Exercise brief: Update the listing from its first line through the line with "data-label: 0.32 [368, 114, 402, 127]", replacing "Dolerite" with "Basalt" and leaving everything else unchanged.

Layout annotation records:

_ _ _ _ _ _ _

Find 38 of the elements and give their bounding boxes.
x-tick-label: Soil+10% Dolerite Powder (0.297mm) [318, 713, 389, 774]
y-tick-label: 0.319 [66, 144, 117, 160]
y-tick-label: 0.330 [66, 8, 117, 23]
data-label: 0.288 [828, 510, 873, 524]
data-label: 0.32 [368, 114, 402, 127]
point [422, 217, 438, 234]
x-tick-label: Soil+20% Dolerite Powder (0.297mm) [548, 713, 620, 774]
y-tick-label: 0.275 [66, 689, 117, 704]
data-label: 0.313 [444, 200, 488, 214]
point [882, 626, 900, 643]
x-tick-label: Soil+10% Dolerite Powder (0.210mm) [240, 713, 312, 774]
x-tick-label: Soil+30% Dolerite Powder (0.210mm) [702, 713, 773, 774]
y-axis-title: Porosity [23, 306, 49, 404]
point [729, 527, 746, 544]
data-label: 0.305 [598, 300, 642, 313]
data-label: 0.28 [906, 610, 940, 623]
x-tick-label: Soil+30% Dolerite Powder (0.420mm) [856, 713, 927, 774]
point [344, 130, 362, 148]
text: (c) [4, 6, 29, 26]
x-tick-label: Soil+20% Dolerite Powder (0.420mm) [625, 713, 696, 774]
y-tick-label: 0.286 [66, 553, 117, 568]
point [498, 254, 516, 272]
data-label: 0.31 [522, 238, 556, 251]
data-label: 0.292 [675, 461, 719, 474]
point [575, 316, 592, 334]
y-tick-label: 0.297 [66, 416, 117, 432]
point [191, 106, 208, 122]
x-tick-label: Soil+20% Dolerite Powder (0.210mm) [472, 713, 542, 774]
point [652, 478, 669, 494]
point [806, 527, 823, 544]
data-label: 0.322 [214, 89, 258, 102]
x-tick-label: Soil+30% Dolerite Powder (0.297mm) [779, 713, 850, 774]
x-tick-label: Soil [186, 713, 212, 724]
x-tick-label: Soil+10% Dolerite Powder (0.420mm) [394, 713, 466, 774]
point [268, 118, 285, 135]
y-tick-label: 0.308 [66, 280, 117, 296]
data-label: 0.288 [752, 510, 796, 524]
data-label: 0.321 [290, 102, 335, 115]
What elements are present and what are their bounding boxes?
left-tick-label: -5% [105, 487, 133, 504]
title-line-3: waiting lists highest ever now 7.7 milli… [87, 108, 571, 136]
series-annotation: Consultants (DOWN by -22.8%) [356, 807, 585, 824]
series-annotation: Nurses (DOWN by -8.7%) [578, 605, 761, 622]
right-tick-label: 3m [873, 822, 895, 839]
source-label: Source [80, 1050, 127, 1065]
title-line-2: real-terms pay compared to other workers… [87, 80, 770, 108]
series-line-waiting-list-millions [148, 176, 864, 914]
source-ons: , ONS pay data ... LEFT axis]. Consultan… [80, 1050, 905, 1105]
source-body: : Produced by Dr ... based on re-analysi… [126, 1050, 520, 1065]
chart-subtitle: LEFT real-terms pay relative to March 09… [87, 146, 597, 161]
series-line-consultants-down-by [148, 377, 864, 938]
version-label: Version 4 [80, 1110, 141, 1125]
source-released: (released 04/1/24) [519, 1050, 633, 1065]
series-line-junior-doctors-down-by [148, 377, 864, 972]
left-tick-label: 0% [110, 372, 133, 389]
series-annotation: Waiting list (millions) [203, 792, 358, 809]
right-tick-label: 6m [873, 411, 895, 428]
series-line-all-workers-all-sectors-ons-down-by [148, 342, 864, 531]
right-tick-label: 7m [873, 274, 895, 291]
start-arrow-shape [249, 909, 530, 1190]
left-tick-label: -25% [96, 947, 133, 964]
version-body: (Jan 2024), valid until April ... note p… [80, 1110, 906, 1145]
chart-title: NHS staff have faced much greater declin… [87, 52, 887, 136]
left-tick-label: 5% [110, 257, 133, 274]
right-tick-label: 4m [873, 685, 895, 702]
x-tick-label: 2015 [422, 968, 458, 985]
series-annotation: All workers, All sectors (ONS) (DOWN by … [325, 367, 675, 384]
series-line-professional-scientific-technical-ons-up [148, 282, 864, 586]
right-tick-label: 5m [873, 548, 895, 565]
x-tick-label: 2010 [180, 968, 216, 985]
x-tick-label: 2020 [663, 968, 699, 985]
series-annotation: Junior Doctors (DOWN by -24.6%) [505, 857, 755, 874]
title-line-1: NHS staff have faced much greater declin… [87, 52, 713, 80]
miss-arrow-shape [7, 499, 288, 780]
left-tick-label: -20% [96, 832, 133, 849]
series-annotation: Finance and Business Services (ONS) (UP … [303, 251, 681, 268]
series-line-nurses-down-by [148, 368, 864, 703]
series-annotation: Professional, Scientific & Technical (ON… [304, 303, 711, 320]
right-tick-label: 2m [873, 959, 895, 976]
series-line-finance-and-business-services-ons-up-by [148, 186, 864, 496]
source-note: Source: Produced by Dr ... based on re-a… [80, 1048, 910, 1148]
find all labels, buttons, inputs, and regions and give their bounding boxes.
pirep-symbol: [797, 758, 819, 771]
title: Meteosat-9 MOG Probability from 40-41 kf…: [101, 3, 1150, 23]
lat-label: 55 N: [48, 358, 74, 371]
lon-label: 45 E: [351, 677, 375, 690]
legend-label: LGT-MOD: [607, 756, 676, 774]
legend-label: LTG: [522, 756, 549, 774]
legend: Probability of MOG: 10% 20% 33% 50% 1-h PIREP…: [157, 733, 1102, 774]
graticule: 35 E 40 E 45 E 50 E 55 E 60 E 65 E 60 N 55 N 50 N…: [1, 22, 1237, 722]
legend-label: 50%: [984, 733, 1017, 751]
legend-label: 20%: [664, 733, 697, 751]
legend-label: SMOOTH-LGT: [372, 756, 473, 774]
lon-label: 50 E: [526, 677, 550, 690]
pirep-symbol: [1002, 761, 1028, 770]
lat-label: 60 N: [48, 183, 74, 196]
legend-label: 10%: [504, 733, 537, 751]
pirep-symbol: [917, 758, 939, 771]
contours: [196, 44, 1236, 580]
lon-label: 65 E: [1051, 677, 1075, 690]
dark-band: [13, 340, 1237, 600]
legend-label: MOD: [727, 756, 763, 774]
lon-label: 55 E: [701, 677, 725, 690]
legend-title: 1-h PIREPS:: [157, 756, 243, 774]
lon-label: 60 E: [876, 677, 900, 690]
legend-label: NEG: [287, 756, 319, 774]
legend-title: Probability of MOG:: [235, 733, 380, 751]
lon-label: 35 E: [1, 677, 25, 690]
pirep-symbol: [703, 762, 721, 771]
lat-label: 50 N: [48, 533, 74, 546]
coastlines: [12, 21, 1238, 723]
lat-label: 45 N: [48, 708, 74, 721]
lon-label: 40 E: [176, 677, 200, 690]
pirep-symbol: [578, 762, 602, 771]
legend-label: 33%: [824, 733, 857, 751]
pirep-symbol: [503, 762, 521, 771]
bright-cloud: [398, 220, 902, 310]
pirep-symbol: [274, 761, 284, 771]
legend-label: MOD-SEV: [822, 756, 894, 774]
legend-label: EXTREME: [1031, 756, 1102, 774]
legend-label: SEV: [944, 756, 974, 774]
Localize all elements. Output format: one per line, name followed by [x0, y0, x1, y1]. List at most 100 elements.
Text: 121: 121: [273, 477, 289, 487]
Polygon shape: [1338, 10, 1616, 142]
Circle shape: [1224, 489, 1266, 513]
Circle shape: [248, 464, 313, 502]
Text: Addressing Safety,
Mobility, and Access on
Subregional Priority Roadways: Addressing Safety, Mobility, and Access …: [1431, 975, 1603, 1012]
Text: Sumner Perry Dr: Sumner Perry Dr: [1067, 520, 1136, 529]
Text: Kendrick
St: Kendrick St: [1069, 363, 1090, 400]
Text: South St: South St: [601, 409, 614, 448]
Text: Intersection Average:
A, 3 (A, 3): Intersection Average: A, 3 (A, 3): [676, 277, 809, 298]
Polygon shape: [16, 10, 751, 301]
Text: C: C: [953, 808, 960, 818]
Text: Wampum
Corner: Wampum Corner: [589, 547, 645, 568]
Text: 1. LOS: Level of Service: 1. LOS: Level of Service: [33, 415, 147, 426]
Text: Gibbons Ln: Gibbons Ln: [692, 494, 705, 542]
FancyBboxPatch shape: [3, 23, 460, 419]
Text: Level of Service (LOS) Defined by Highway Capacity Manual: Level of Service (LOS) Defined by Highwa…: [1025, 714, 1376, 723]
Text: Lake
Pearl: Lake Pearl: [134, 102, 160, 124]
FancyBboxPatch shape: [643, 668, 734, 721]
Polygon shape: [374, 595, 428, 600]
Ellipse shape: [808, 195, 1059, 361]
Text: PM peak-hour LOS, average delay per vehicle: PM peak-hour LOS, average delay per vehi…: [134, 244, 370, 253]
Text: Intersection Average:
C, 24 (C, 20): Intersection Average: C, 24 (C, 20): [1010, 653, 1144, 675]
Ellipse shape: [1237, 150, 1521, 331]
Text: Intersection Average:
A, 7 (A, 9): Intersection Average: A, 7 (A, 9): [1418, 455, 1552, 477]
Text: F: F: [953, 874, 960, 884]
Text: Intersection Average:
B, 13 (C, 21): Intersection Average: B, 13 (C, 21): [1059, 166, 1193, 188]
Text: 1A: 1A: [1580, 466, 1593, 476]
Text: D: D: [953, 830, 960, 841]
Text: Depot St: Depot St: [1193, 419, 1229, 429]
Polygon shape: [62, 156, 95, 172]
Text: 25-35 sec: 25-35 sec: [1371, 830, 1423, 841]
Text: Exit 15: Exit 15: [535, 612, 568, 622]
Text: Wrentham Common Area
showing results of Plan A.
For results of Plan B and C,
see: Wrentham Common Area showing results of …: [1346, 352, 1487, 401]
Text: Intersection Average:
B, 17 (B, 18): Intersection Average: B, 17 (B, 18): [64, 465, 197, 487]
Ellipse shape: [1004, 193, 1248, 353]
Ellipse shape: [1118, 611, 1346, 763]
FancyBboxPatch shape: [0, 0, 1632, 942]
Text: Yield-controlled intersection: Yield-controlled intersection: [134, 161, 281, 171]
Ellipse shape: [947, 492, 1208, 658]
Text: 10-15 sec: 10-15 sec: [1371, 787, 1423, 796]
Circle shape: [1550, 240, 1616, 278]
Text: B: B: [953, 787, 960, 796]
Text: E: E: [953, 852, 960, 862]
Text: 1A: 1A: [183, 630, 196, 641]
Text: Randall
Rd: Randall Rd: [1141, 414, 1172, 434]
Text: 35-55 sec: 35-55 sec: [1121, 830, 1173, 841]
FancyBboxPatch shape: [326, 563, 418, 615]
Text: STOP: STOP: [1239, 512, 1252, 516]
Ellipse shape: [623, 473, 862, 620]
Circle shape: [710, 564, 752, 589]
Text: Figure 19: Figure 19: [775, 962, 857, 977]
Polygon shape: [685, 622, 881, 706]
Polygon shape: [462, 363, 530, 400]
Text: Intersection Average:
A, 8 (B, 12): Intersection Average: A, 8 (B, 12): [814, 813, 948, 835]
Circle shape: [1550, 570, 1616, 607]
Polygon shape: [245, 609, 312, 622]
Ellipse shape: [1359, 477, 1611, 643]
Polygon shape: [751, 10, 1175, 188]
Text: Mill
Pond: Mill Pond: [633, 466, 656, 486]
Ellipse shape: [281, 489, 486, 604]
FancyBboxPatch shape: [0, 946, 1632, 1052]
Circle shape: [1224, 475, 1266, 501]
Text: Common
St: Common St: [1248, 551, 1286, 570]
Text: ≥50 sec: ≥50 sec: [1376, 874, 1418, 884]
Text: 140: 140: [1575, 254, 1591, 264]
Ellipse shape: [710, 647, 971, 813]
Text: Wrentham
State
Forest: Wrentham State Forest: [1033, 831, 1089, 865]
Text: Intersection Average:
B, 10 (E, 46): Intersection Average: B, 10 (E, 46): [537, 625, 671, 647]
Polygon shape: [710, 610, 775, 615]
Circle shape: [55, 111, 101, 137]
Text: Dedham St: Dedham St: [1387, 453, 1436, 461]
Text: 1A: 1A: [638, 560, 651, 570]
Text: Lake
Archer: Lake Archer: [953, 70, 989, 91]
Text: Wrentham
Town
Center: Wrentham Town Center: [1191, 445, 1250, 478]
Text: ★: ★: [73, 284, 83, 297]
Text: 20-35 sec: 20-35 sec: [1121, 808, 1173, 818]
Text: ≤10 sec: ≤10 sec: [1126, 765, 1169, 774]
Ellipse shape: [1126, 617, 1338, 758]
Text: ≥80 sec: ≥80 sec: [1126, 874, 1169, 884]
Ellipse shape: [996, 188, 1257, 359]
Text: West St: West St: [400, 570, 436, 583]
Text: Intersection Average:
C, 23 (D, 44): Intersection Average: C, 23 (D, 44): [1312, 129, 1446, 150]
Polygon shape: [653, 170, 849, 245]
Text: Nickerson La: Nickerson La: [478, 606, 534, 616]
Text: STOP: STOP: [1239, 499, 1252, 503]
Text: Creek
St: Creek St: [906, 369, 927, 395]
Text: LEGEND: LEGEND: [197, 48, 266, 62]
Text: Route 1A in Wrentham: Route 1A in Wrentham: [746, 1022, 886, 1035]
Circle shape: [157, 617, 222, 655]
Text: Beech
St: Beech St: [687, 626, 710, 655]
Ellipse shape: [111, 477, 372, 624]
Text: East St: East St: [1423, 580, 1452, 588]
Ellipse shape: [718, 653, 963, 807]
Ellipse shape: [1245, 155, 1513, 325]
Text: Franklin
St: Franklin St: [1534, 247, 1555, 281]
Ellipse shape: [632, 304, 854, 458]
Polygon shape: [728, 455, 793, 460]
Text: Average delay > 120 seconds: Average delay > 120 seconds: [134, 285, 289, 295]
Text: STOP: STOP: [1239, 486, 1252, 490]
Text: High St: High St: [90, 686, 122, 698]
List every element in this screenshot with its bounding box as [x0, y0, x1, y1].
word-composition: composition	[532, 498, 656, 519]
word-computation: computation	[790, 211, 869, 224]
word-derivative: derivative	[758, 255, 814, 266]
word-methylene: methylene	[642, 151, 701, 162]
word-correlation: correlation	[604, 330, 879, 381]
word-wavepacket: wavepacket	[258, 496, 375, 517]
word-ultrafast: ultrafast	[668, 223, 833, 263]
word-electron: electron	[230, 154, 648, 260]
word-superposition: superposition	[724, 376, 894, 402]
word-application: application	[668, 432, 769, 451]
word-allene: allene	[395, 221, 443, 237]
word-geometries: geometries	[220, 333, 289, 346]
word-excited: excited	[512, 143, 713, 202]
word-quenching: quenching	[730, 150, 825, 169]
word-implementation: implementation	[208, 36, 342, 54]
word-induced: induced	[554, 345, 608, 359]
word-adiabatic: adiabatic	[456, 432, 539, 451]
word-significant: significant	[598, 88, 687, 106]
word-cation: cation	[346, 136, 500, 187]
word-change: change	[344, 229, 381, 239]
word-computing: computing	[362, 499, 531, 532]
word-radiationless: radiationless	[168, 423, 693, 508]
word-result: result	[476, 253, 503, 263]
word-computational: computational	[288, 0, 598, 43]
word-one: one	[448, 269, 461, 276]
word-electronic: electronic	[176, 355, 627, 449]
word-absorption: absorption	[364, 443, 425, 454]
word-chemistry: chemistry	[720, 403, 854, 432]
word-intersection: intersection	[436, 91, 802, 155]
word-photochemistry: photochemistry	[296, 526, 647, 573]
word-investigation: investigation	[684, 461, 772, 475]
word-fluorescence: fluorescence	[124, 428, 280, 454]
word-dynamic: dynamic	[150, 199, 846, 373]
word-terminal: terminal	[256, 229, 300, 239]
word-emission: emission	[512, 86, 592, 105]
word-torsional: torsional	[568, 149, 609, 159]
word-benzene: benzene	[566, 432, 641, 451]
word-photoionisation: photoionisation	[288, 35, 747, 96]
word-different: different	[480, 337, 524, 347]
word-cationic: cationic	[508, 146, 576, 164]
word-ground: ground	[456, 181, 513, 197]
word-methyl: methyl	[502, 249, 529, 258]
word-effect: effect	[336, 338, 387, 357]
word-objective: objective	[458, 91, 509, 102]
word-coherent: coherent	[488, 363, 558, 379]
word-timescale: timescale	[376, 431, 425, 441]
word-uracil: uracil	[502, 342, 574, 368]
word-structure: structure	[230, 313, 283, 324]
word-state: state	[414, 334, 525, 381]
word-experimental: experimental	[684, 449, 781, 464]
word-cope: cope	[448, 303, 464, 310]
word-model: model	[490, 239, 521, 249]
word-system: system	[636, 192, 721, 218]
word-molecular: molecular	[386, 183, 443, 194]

_ _ _ _ _ _ _

Correct answer:
Find 38 of the elements and give their bounding boxes.
x-tick-label: Soil+10% Basalt Powder (0.297mm) [318, 713, 389, 774]
y-tick-label: 0.319 [66, 144, 117, 160]
y-tick-label: 0.330 [66, 8, 117, 23]
data-label: 0.288 [828, 510, 873, 524]
data-label: 0.32 [368, 114, 402, 127]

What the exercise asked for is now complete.